§ INFORMATION SHOWN
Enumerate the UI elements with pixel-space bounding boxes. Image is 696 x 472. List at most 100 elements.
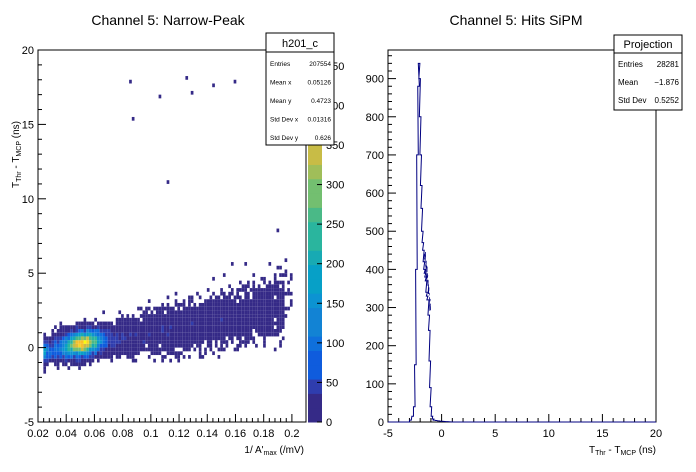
heatmap-cell	[155, 306, 159, 311]
heatmap-cell	[147, 317, 151, 322]
heatmap-cell	[99, 351, 103, 356]
heatmap-cell	[169, 325, 172, 329]
heatmap-cell	[59, 325, 63, 329]
heatmap-cell	[228, 314, 231, 318]
heatmap-cell	[228, 295, 231, 300]
heatmap-cell	[198, 325, 202, 329]
heatmap-cell	[230, 310, 234, 315]
heatmap-cell	[209, 314, 213, 318]
heatmap-cell	[188, 343, 191, 348]
heatmap-cell	[247, 321, 250, 326]
heatmap-cell	[86, 340, 89, 344]
heatmap-cell	[222, 302, 226, 307]
heatmap-cell	[161, 314, 164, 318]
color-scale-band	[308, 164, 322, 180]
heatmap-cell	[153, 343, 156, 348]
heatmap-cell	[54, 336, 57, 341]
heatmap-cell	[88, 325, 92, 329]
heatmap-cell	[233, 302, 237, 307]
heatmap-cell	[145, 329, 148, 333]
heatmap-cell	[78, 351, 81, 356]
heatmap-cell	[198, 340, 202, 344]
heatmap-cell	[172, 321, 175, 326]
heatmap-cell	[131, 325, 135, 329]
heatmap-cell	[70, 358, 73, 363]
heatmap-cell	[265, 288, 269, 292]
heatmap-cell	[137, 332, 140, 337]
heatmap-cell	[147, 321, 151, 326]
heatmap-cell	[276, 291, 280, 296]
heatmap-cell	[80, 332, 84, 337]
heatmap-cell	[239, 310, 242, 315]
heatmap-cell	[150, 314, 154, 318]
heatmap-cell	[80, 362, 84, 367]
heatmap-cell	[247, 295, 250, 300]
heatmap-cell	[212, 310, 215, 315]
right-x-tick-label: 20	[650, 428, 662, 440]
heatmap-cell	[281, 295, 285, 300]
heatmap-cell	[59, 332, 63, 337]
heatmap-cell	[163, 336, 167, 341]
heatmap-cell	[166, 314, 170, 318]
heatmap-cell	[94, 332, 97, 337]
heatmap-cells	[43, 76, 293, 374]
heatmap-cell	[249, 306, 253, 311]
heatmap-cell	[131, 314, 135, 318]
heatmap-cell	[247, 317, 250, 322]
heatmap-cell	[225, 295, 229, 300]
heatmap-cell	[249, 299, 253, 303]
heatmap-cell	[271, 325, 274, 329]
heatmap-cell	[222, 332, 226, 337]
heatmap-cell	[46, 358, 49, 363]
heatmap-cell	[263, 340, 266, 344]
heatmap-cell	[123, 340, 127, 344]
heatmap-cell	[83, 329, 87, 333]
heatmap-cell	[190, 310, 194, 315]
heatmap-cell	[91, 358, 95, 363]
heatmap-cell	[80, 336, 84, 341]
heatmap-cell	[255, 291, 258, 296]
right-chart-title: Channel 5: Hits SiPM	[449, 12, 582, 28]
heatmap-cell	[204, 332, 207, 337]
heatmap-cell	[166, 180, 170, 184]
heatmap-cell	[180, 317, 183, 322]
heatmap-cell	[230, 288, 234, 292]
heatmap-cell	[123, 317, 127, 322]
heatmap-cell	[155, 343, 159, 348]
heatmap-cell	[222, 325, 226, 329]
heatmap-cell	[265, 295, 269, 300]
heatmap-cell	[99, 329, 103, 333]
heatmap-cell	[185, 317, 189, 322]
heatmap-cell	[59, 343, 63, 348]
heatmap-cell	[206, 343, 210, 348]
heatmap-cell	[276, 228, 280, 233]
heatmap-cell	[43, 362, 47, 367]
heatmap-cell	[241, 310, 245, 315]
heatmap-cell	[180, 343, 183, 348]
heatmap-cell	[88, 343, 92, 348]
heatmap-cell	[276, 284, 280, 289]
heatmap-cell	[273, 321, 277, 326]
heatmap-cell	[188, 310, 191, 315]
heatmap-cell	[113, 340, 116, 344]
left-stats-value: 0.4723	[311, 98, 331, 105]
heatmap-cell	[252, 306, 256, 311]
heatmap-cell	[233, 332, 237, 337]
heatmap-cell	[190, 321, 194, 326]
heatmap-cell	[225, 332, 229, 337]
heatmap-cell	[78, 332, 81, 337]
right-histogram	[388, 62, 656, 423]
heatmap-cell	[241, 329, 245, 333]
heatmap-cell	[59, 351, 63, 356]
heatmap-cell	[209, 325, 213, 329]
heatmap-cell	[279, 265, 282, 270]
heatmap-cell	[204, 299, 207, 303]
heatmap-cell	[129, 340, 132, 344]
heatmap-cell	[241, 306, 245, 311]
left-x-tick-label: 0.04	[55, 428, 76, 440]
heatmap-cell	[54, 340, 57, 344]
left-x-tick-label: 0.1	[143, 428, 158, 440]
heatmap-cell	[169, 358, 172, 363]
heatmap-cell	[233, 347, 237, 352]
heatmap-cell	[163, 343, 167, 348]
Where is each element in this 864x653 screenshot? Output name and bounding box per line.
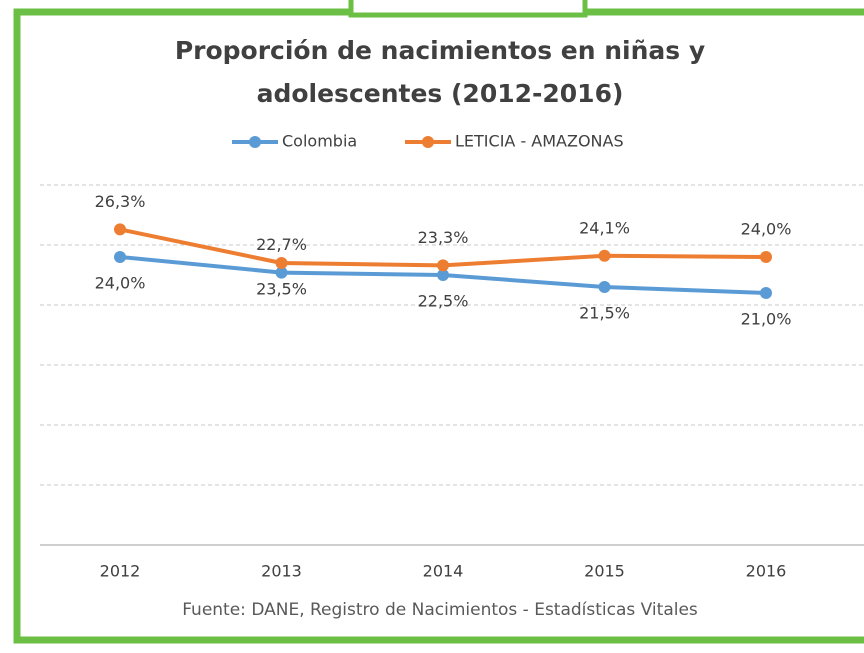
point (598, 249, 611, 262)
point (275, 266, 288, 279)
legend-label: LETICIA - AMAZONAS (455, 132, 624, 151)
point (437, 269, 449, 281)
data-label: 21,5% (579, 304, 630, 323)
frame (13, 8, 864, 644)
data-label: 21,0% (741, 310, 792, 329)
point (760, 251, 772, 263)
data-label: 23,3% (418, 228, 469, 247)
x-tick-label: 2015 (584, 562, 625, 581)
legend-marker (422, 136, 434, 148)
point (114, 223, 126, 236)
point (114, 251, 126, 263)
point (760, 287, 772, 299)
data-label: 22,5% (418, 292, 469, 311)
x-tick-label: 2014 (423, 562, 464, 581)
data-label: 23,5% (256, 280, 307, 299)
source: Fuente: DANE, Registro de Nacimientos - … (182, 600, 698, 620)
legend-label: Colombia (282, 132, 357, 151)
point (275, 257, 288, 269)
chart-title: Proporción de nacimientos en niñas y (175, 36, 705, 65)
point (437, 259, 449, 272)
x-tick-label: 2013 (261, 562, 302, 581)
point (598, 281, 611, 293)
data-label: 22,7% (256, 235, 307, 254)
chart-title: adolescentes (2012-2016) (257, 79, 624, 108)
x-tick-label: 2016 (746, 562, 787, 581)
data-label: 24,0% (95, 274, 146, 293)
legend-marker (249, 136, 261, 148)
x-tick-label: 2012 (100, 562, 141, 581)
data-label: 26,3% (95, 192, 146, 211)
data-label: 24,1% (579, 218, 630, 237)
data-label: 24,0% (741, 220, 792, 239)
tab (348, 0, 588, 18)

§ EXERCISE TASK
Please copy out all of the lines above, word for word, and leave out the pictures.

§ SOLUTION FOR THIS TASK
Enumerate the UI elements with pixel-space bounding boxes. Image is 696 x 472. List at most 100 elements.
heatmap-cell	[155, 306, 159, 311]
heatmap-cell	[147, 317, 151, 322]
heatmap-cell	[99, 351, 103, 356]
heatmap-cell	[169, 325, 172, 329]
heatmap-cell	[59, 325, 63, 329]
heatmap-cell	[228, 314, 231, 318]
heatmap-cell	[228, 295, 231, 300]
heatmap-cell	[198, 325, 202, 329]
heatmap-cell	[230, 310, 234, 315]
heatmap-cell	[209, 314, 213, 318]
heatmap-cell	[188, 343, 191, 348]
heatmap-cell	[247, 321, 250, 326]
heatmap-cell	[86, 340, 89, 344]
heatmap-cell	[222, 302, 226, 307]
heatmap-cell	[161, 314, 164, 318]
color-scale-band	[308, 164, 322, 180]
heatmap-cell	[153, 343, 156, 348]
heatmap-cell	[54, 336, 57, 341]
heatmap-cell	[88, 325, 92, 329]
heatmap-cell	[233, 302, 237, 307]
heatmap-cell	[145, 329, 148, 333]
heatmap-cell	[78, 351, 81, 356]
heatmap-cell	[198, 340, 202, 344]
heatmap-cell	[172, 321, 175, 326]
heatmap-cell	[131, 325, 135, 329]
heatmap-cell	[70, 358, 73, 363]
heatmap-cell	[265, 288, 269, 292]
heatmap-cell	[137, 332, 140, 337]
heatmap-cell	[147, 321, 151, 326]
heatmap-cell	[276, 291, 280, 296]
heatmap-cell	[80, 332, 84, 337]
heatmap-cell	[239, 310, 242, 315]
heatmap-cell	[150, 314, 154, 318]
heatmap-cell	[80, 362, 84, 367]
heatmap-cell	[247, 295, 250, 300]
heatmap-cell	[212, 310, 215, 315]
right-x-tick-label: 20	[650, 428, 662, 440]
heatmap-cell	[281, 295, 285, 300]
heatmap-cell	[59, 332, 63, 337]
heatmap-cell	[163, 336, 167, 341]
heatmap-cell	[166, 314, 170, 318]
heatmap-cell	[94, 332, 97, 337]
heatmap-cells	[43, 76, 293, 374]
heatmap-cell	[249, 306, 253, 311]
heatmap-cell	[131, 314, 135, 318]
heatmap-cell	[247, 317, 250, 322]
heatmap-cell	[225, 295, 229, 300]
heatmap-cell	[249, 299, 253, 303]
heatmap-cell	[271, 325, 274, 329]
heatmap-cell	[222, 332, 226, 337]
heatmap-cell	[46, 358, 49, 363]
heatmap-cell	[263, 340, 266, 344]
heatmap-cell	[123, 340, 127, 344]
heatmap-cell	[83, 329, 87, 333]
heatmap-cell	[190, 310, 194, 315]
heatmap-cell	[91, 358, 95, 363]
heatmap-cell	[80, 336, 84, 341]
heatmap-cell	[255, 291, 258, 296]
right-chart-title: Channel 5: Hits SiPM	[449, 12, 582, 28]
heatmap-cell	[204, 332, 207, 337]
heatmap-cell	[166, 180, 170, 184]
heatmap-cell	[180, 317, 183, 322]
heatmap-cell	[230, 288, 234, 292]
heatmap-cell	[123, 317, 127, 322]
heatmap-cell	[155, 343, 159, 348]
heatmap-cell	[222, 325, 226, 329]
heatmap-cell	[265, 295, 269, 300]
heatmap-cell	[99, 329, 103, 333]
heatmap-cell	[185, 317, 189, 322]
heatmap-cell	[59, 343, 63, 348]
heatmap-cell	[206, 343, 210, 348]
heatmap-cell	[276, 228, 280, 233]
heatmap-cell	[43, 362, 47, 367]
heatmap-cell	[241, 310, 245, 315]
heatmap-cell	[180, 343, 183, 348]
heatmap-cell	[88, 343, 92, 348]
heatmap-cell	[276, 284, 280, 289]
heatmap-cell	[273, 321, 277, 326]
heatmap-cell	[188, 310, 191, 315]
heatmap-cell	[113, 340, 116, 344]
left-stats-value: 0.4723	[311, 98, 331, 105]
heatmap-cell	[252, 306, 256, 311]
heatmap-cell	[233, 332, 237, 337]
heatmap-cell	[190, 321, 194, 326]
heatmap-cell	[225, 332, 229, 337]
heatmap-cell	[78, 332, 81, 337]
right-histogram	[388, 62, 656, 423]
heatmap-cell	[241, 329, 245, 333]
heatmap-cell	[59, 351, 63, 356]
heatmap-cell	[209, 325, 213, 329]
heatmap-cell	[279, 265, 282, 270]
heatmap-cell	[204, 299, 207, 303]
heatmap-cell	[129, 340, 132, 344]
heatmap-cell	[241, 306, 245, 311]
left-x-tick-label: 0.04	[55, 428, 76, 440]
heatmap-cell	[54, 340, 57, 344]
left-x-tick-label: 0.1	[143, 428, 158, 440]
heatmap-cell	[169, 358, 172, 363]
heatmap-cell	[233, 347, 237, 352]
heatmap-cell	[163, 343, 167, 348]
Where is each element in this 864x653 screenshot? Output name and bounding box per line.
point (598, 249, 611, 262)
point (275, 266, 288, 279)
legend-label: LETICIA - AMAZONAS (455, 132, 624, 151)
point (437, 269, 449, 281)
data-label: 21,5% (579, 304, 630, 323)
frame (13, 8, 864, 644)
data-label: 21,0% (741, 310, 792, 329)
point (760, 251, 772, 263)
data-label: 23,3% (418, 228, 469, 247)
x-tick-label: 2015 (584, 562, 625, 581)
legend-marker (422, 136, 434, 148)
point (114, 223, 126, 236)
point (114, 251, 126, 263)
point (760, 287, 772, 299)
data-label: 22,5% (418, 292, 469, 311)
x-tick-label: 2014 (423, 562, 464, 581)
data-label: 23,5% (256, 280, 307, 299)
source: Fuente: DANE, Registro de Nacimientos - … (182, 600, 698, 620)
legend-label: Colombia (282, 132, 357, 151)
point (275, 257, 288, 269)
chart-title: Proporción de nacimientos en niñas y (175, 36, 705, 65)
point (437, 259, 449, 272)
x-tick-label: 2013 (261, 562, 302, 581)
point (598, 281, 611, 293)
data-label: 22,7% (256, 235, 307, 254)
chart-title: adolescentes (2012-2016) (257, 79, 624, 108)
x-tick-label: 2016 (746, 562, 787, 581)
data-label: 24,0% (95, 274, 146, 293)
legend-marker (249, 136, 261, 148)
x-tick-label: 2012 (100, 562, 141, 581)
data-label: 26,3% (95, 192, 146, 211)
data-label: 24,1% (579, 218, 630, 237)
data-label: 24,0% (741, 220, 792, 239)
tab (348, 0, 588, 18)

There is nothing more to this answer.